With the images removed, repeat the data below exactly.

==============================

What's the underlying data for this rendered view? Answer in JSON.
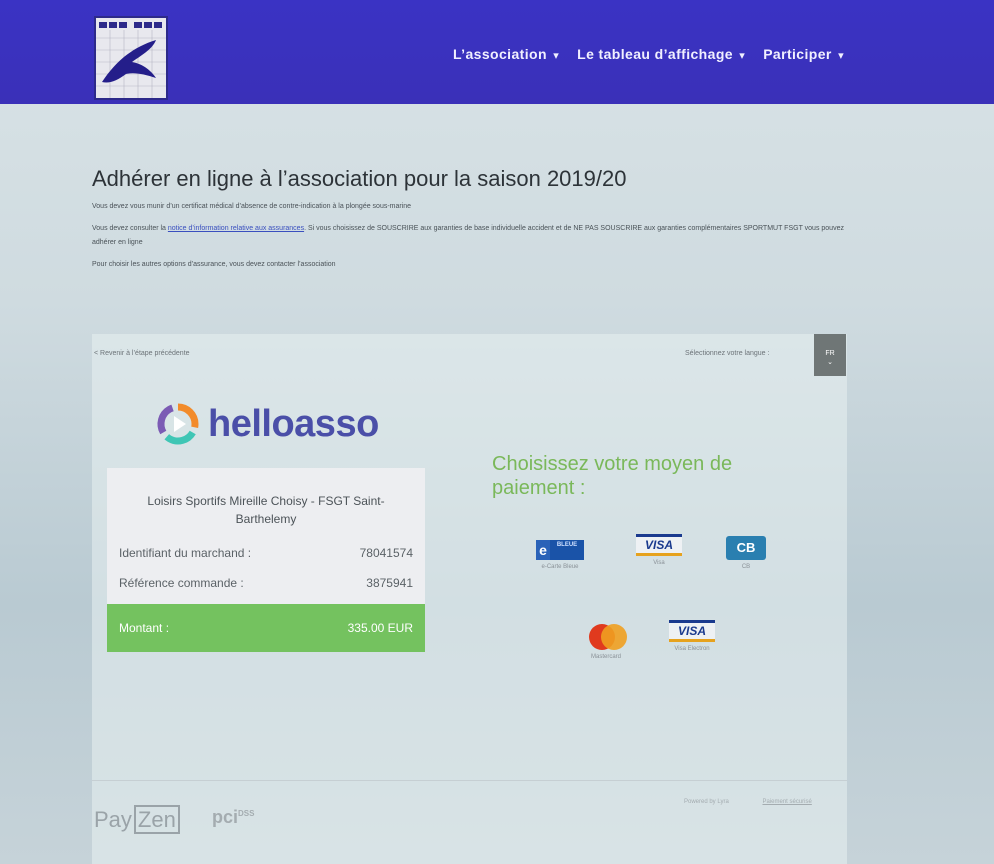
{
  "nav": {
    "items": [
      {
        "label": "L’association"
      },
      {
        "label": "Le tableau d’affichage"
      },
      {
        "label": "Participer"
      }
    ],
    "caret": "▾"
  },
  "page": {
    "title": "Adhérer en ligne à l’association pour la saison 2019/20",
    "info_1": "Vous devez vous munir d’un certificat médical d’absence de contre-indication à la plongée sous-marine",
    "info_2_prefix": "Vous devez consulter la ",
    "info_2_link": "notice d’information relative aux assurances",
    "info_2_suffix": ". Si vous choisissez de SOUSCRIRE aux garanties de base individuelle accident et de NE PAS SOUSCRIRE aux garanties complémentaires SPORTMUT FSGT vous pouvez adhérer en ligne",
    "info_3": "Pour choisir les autres options d’assurance, vous devez contacter l’association"
  },
  "payment": {
    "back_link": "< Revenir à l’étape précédente",
    "lang_label": "Sélectionnez votre langue :",
    "lang_value": "FR",
    "lang_caret": "⌄",
    "brand": "helloasso",
    "org_name": "Loisirs Sportifs Mireille Choisy - FSGT Saint-Barthelemy",
    "merchant_label": "Identifiant du marchand :",
    "merchant_value": "78041574",
    "order_label": "Référence commande :",
    "order_value": "3875941",
    "amount_label": "Montant :",
    "amount_value": "335.00 EUR",
    "choose_title": "Choisissez votre moyen de paiement :",
    "methods": [
      {
        "label": "e-Carte Bleue",
        "icon": "e-carte-bleue-icon"
      },
      {
        "label": "Visa",
        "icon": "visa-icon"
      },
      {
        "label": "CB",
        "icon": "cb-icon"
      },
      {
        "label": "Mastercard",
        "icon": "mastercard-icon"
      },
      {
        "label": "Visa Electron",
        "icon": "visa-electron-icon"
      }
    ],
    "cb_e": "e",
    "cb_bleue": "BLEUE",
    "visa_text": "VISA",
    "cb_text": "CB"
  },
  "footer": {
    "payzen_pay": "Pay",
    "payzen_zen": "Zen",
    "pci": "pci",
    "pci_sub": "DSS",
    "powered": "Powered by Lyra",
    "legal_link": "Paiement sécurisé"
  },
  "colors": {
    "navbar": "#3a33c4",
    "accent_green": "#74c25f",
    "brand_purple": "#4a4fa8"
  }
}
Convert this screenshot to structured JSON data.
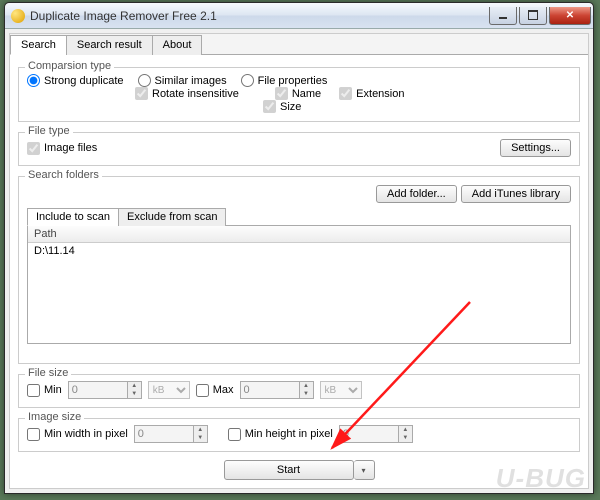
{
  "window": {
    "title": "Duplicate Image Remover Free 2.1"
  },
  "tabs": {
    "search": "Search",
    "result": "Search result",
    "about": "About"
  },
  "comparison": {
    "legend": "Comparsion type",
    "strong": "Strong duplicate",
    "similar": "Similar images",
    "fileprops": "File properties",
    "rotate": "Rotate insensitive",
    "name": "Name",
    "extension": "Extension",
    "size": "Size"
  },
  "filetype": {
    "legend": "File type",
    "imagefiles": "Image files",
    "settings": "Settings..."
  },
  "folders": {
    "legend": "Search folders",
    "add": "Add folder...",
    "itunes": "Add iTunes library",
    "include_tab": "Include to scan",
    "exclude_tab": "Exclude from scan",
    "path_header": "Path",
    "paths": [
      "D:\\11.14"
    ]
  },
  "filesize": {
    "legend": "File size",
    "min": "Min",
    "max": "Max",
    "min_val": "0",
    "max_val": "0",
    "unit": "kB"
  },
  "imagesize": {
    "legend": "Image size",
    "minw": "Min width in pixel",
    "minh": "Min height in pixel",
    "minw_val": "0",
    "minh_val": "0"
  },
  "start": "Start",
  "watermark": "U-BUG"
}
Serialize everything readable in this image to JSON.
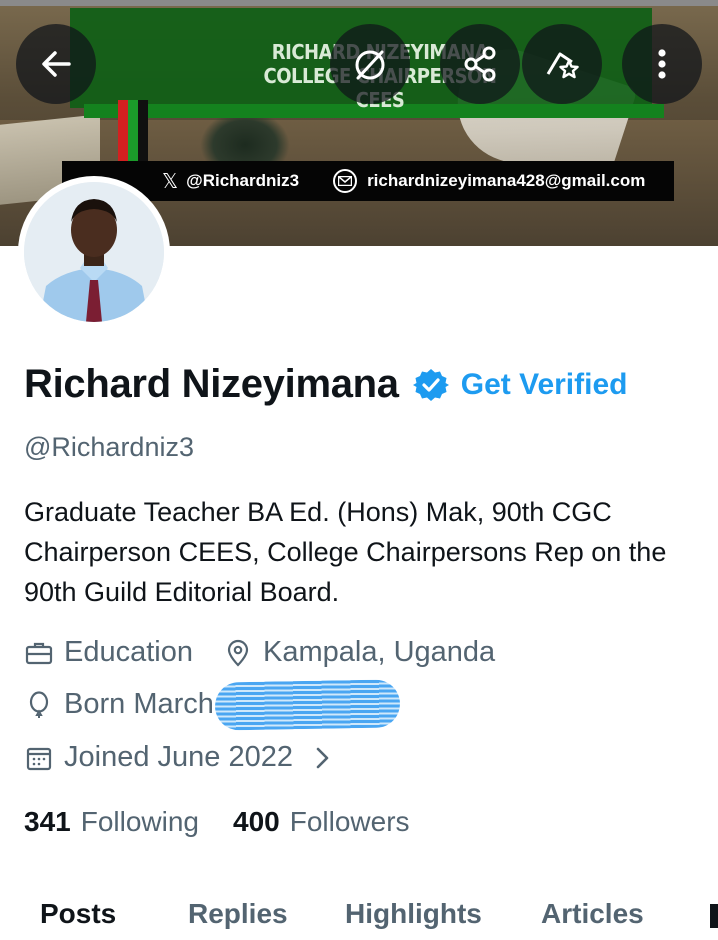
{
  "banner": {
    "title_line1": "RICHARD NIZEYIMANA",
    "title_line2": "COLLEGE CHAIRPERSON CEES",
    "x_glyph": "𝕏",
    "x_handle": "@Richardniz3",
    "email": "richardnizeyimana428@gmail.com",
    "flag_colors": [
      "#d32020",
      "#1b9b2a",
      "#101010"
    ]
  },
  "toolbar": {
    "back_icon": "back-arrow-icon",
    "grok_icon": "grok-icon",
    "share_icon": "share-icon",
    "bookmark_icon": "bookmark-star-icon",
    "more_icon": "more-vertical-icon"
  },
  "profile": {
    "name": "Richard Nizeyimana",
    "get_verified": "Get Verified",
    "handle": "@Richardniz3",
    "bio": "Graduate Teacher BA Ed. (Hons) Mak, 90th CGC Chairperson CEES, College Chairpersons Rep on the 90th Guild Editorial Board.",
    "category": "Education",
    "location": "Kampala, Uganda",
    "born": "Born March",
    "joined": "Joined June 2022"
  },
  "stats": {
    "following_count": "341",
    "following_label": "Following",
    "followers_count": "400",
    "followers_label": "Followers"
  },
  "tabs": [
    {
      "label": "Posts",
      "active": true
    },
    {
      "label": "Replies",
      "active": false
    },
    {
      "label": "Highlights",
      "active": false
    },
    {
      "label": "Articles",
      "active": false
    }
  ],
  "colors": {
    "accent": "#1d9bf0",
    "text_primary": "#0f1419",
    "text_secondary": "#536471"
  }
}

==============================

_Solved problem_
What's the underlying data for this rendered view? Answer in JSON.
{
  "nav": {
    "items": [
      {
        "label": "L’association"
      },
      {
        "label": "Le tableau d’affichage"
      },
      {
        "label": "Participer"
      }
    ],
    "caret": "▾"
  },
  "page": {
    "title": "Adhérer en ligne à l’association pour la saison 2019/20",
    "info_1": "Vous devez vous munir d’un certificat médical d’absence de contre-indication à la plongée sous-marine",
    "info_2_prefix": "Vous devez consulter la ",
    "info_2_link": "notice d’information relative aux assurances",
    "info_2_suffix": ". Si vous choisissez de SOUSCRIRE aux garanties de base individuelle accident et de NE PAS SOUSCRIRE aux garanties complémentaires SPORTMUT FSGT vous pouvez adhérer en ligne",
    "info_3": "Pour choisir les autres options d’assurance, vous devez contacter l’association"
  },
  "payment": {
    "back_link": "< Revenir à l’étape précédente",
    "lang_label": "Sélectionnez votre langue :",
    "lang_value": "FR",
    "lang_caret": "⌄",
    "brand": "helloasso",
    "org_name": "Loisirs Sportifs Mireille Choisy - FSGT Saint-Barthelemy",
    "merchant_label": "Identifiant du marchand :",
    "merchant_value": "78041574",
    "order_label": "Référence commande :",
    "order_value": "3875941",
    "amount_label": "Montant :",
    "amount_value": "335.00 EUR",
    "choose_title": "Choisissez votre moyen de paiement :",
    "methods": [
      {
        "label": "e-Carte Bleue",
        "icon": "e-carte-bleue-icon"
      },
      {
        "label": "Visa",
        "icon": "visa-icon"
      },
      {
        "label": "CB",
        "icon": "cb-icon"
      },
      {
        "label": "Mastercard",
        "icon": "mastercard-icon"
      },
      {
        "label": "Visa Electron",
        "icon": "visa-electron-icon"
      }
    ],
    "cb_e": "e",
    "cb_bleue": "BLEUE",
    "visa_text": "VISA",
    "cb_text": "CB"
  },
  "footer": {
    "payzen_pay": "Pay",
    "payzen_zen": "Zen",
    "pci": "pci",
    "pci_sub": "DSS",
    "powered": "Powered by Lyra",
    "legal_link": "Paiement sécurisé"
  },
  "colors": {
    "navbar": "#3a33c4",
    "accent_green": "#74c25f",
    "brand_purple": "#4a4fa8"
  }
}
Convert this screenshot to structured JSON data.
{
  "window": {
    "title": "Duplicate Image Remover Free 2.1"
  },
  "tabs": {
    "search": "Search",
    "result": "Search result",
    "about": "About"
  },
  "comparison": {
    "legend": "Comparsion type",
    "strong": "Strong duplicate",
    "similar": "Similar images",
    "fileprops": "File properties",
    "rotate": "Rotate insensitive",
    "name": "Name",
    "extension": "Extension",
    "size": "Size"
  },
  "filetype": {
    "legend": "File type",
    "imagefiles": "Image files",
    "settings": "Settings..."
  },
  "folders": {
    "legend": "Search folders",
    "add": "Add folder...",
    "itunes": "Add iTunes library",
    "include_tab": "Include to scan",
    "exclude_tab": "Exclude from scan",
    "path_header": "Path",
    "paths": [
      "D:\\11.14"
    ]
  },
  "filesize": {
    "legend": "File size",
    "min": "Min",
    "max": "Max",
    "min_val": "0",
    "max_val": "0",
    "unit": "kB"
  },
  "imagesize": {
    "legend": "Image size",
    "minw": "Min width in pixel",
    "minh": "Min height in pixel",
    "minw_val": "0",
    "minh_val": "0"
  },
  "start": "Start",
  "watermark": "U-BUG"
}
Serialize everything readable in this image to JSON.
{
  "banner": {
    "title_line1": "RICHARD NIZEYIMANA",
    "title_line2": "COLLEGE CHAIRPERSON CEES",
    "x_glyph": "𝕏",
    "x_handle": "@Richardniz3",
    "email": "richardnizeyimana428@gmail.com",
    "flag_colors": [
      "#d32020",
      "#1b9b2a",
      "#101010"
    ]
  },
  "toolbar": {
    "back_icon": "back-arrow-icon",
    "grok_icon": "grok-icon",
    "share_icon": "share-icon",
    "bookmark_icon": "bookmark-star-icon",
    "more_icon": "more-vertical-icon"
  },
  "profile": {
    "name": "Richard Nizeyimana",
    "get_verified": "Get Verified",
    "handle": "@Richardniz3",
    "bio": "Graduate Teacher BA Ed. (Hons) Mak, 90th CGC Chairperson CEES, College Chairpersons Rep on the 90th Guild Editorial Board.",
    "category": "Education",
    "location": "Kampala, Uganda",
    "born": "Born March",
    "joined": "Joined June 2022"
  },
  "stats": {
    "following_count": "341",
    "following_label": "Following",
    "followers_count": "400",
    "followers_label": "Followers"
  },
  "tabs": [
    {
      "label": "Posts",
      "active": true
    },
    {
      "label": "Replies",
      "active": false
    },
    {
      "label": "Highlights",
      "active": false
    },
    {
      "label": "Articles",
      "active": false
    }
  ],
  "colors": {
    "accent": "#1d9bf0",
    "text_primary": "#0f1419",
    "text_secondary": "#536471"
  }
}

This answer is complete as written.